• Exercise:
Extract each line of the data below exactly as written.

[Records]
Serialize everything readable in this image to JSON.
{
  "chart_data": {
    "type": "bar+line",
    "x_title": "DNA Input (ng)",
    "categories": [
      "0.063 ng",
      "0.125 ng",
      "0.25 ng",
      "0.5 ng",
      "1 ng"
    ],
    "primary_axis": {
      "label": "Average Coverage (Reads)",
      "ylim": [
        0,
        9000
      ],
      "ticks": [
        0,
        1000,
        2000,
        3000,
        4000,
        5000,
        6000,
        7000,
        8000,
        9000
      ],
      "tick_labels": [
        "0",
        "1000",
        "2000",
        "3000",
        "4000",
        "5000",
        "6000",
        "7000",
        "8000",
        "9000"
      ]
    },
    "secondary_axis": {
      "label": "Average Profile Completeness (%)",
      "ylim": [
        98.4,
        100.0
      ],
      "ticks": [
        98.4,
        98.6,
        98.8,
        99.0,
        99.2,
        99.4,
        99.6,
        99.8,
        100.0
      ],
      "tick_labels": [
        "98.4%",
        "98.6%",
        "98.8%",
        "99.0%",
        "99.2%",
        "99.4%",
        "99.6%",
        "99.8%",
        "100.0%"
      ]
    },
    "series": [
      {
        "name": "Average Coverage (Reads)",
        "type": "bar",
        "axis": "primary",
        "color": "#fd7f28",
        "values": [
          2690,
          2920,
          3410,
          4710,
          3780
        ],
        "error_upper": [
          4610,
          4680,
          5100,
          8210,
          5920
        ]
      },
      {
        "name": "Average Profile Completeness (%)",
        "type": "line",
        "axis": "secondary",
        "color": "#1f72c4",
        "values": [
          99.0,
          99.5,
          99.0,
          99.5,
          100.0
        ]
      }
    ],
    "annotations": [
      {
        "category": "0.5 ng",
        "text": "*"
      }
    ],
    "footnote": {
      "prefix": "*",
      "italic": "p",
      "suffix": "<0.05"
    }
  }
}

• Result of this task:
Serialize everything readable in this image to JSON.
{
  "chart_data": {
    "type": "bar+line",
    "x_title": "DNA Input (ng)",
    "categories": [
      "0.063 ng",
      "0.125 ng",
      "0.25 ng",
      "0.5 ng",
      "1 ng"
    ],
    "primary_axis": {
      "label": "Average Coverage (Reads)",
      "ylim": [
        0,
        9000
      ],
      "ticks": [
        0,
        1000,
        2000,
        3000,
        4000,
        5000,
        6000,
        7000,
        8000,
        9000
      ],
      "tick_labels": [
        "0",
        "1000",
        "2000",
        "3000",
        "4000",
        "5000",
        "6000",
        "7000",
        "8000",
        "9000"
      ]
    },
    "secondary_axis": {
      "label": "Average Profile Completeness (%)",
      "ylim": [
        98.4,
        100.0
      ],
      "ticks": [
        98.4,
        98.6,
        98.8,
        99.0,
        99.2,
        99.4,
        99.6,
        99.8,
        100.0
      ],
      "tick_labels": [
        "98.4%",
        "98.6%",
        "98.8%",
        "99.0%",
        "99.2%",
        "99.4%",
        "99.6%",
        "99.8%",
        "100.0%"
      ]
    },
    "series": [
      {
        "name": "Average Coverage (Reads)",
        "type": "bar",
        "axis": "primary",
        "color": "#fd7f28",
        "values": [
          2690,
          2920,
          3410,
          4710,
          3780
        ],
        "error_upper": [
          4610,
          4680,
          5100,
          8210,
          5920
        ]
      },
      {
        "name": "Average Profile Completeness (%)",
        "type": "line",
        "axis": "secondary",
        "color": "#1f72c4",
        "values": [
          99.0,
          99.5,
          99.0,
          99.5,
          100.0
        ]
      }
    ],
    "annotations": [
      {
        "category": "0.5 ng",
        "text": "*"
      }
    ],
    "footnote": {
      "prefix": "*",
      "italic": "p",
      "suffix": "<0.05"
    }
  }
}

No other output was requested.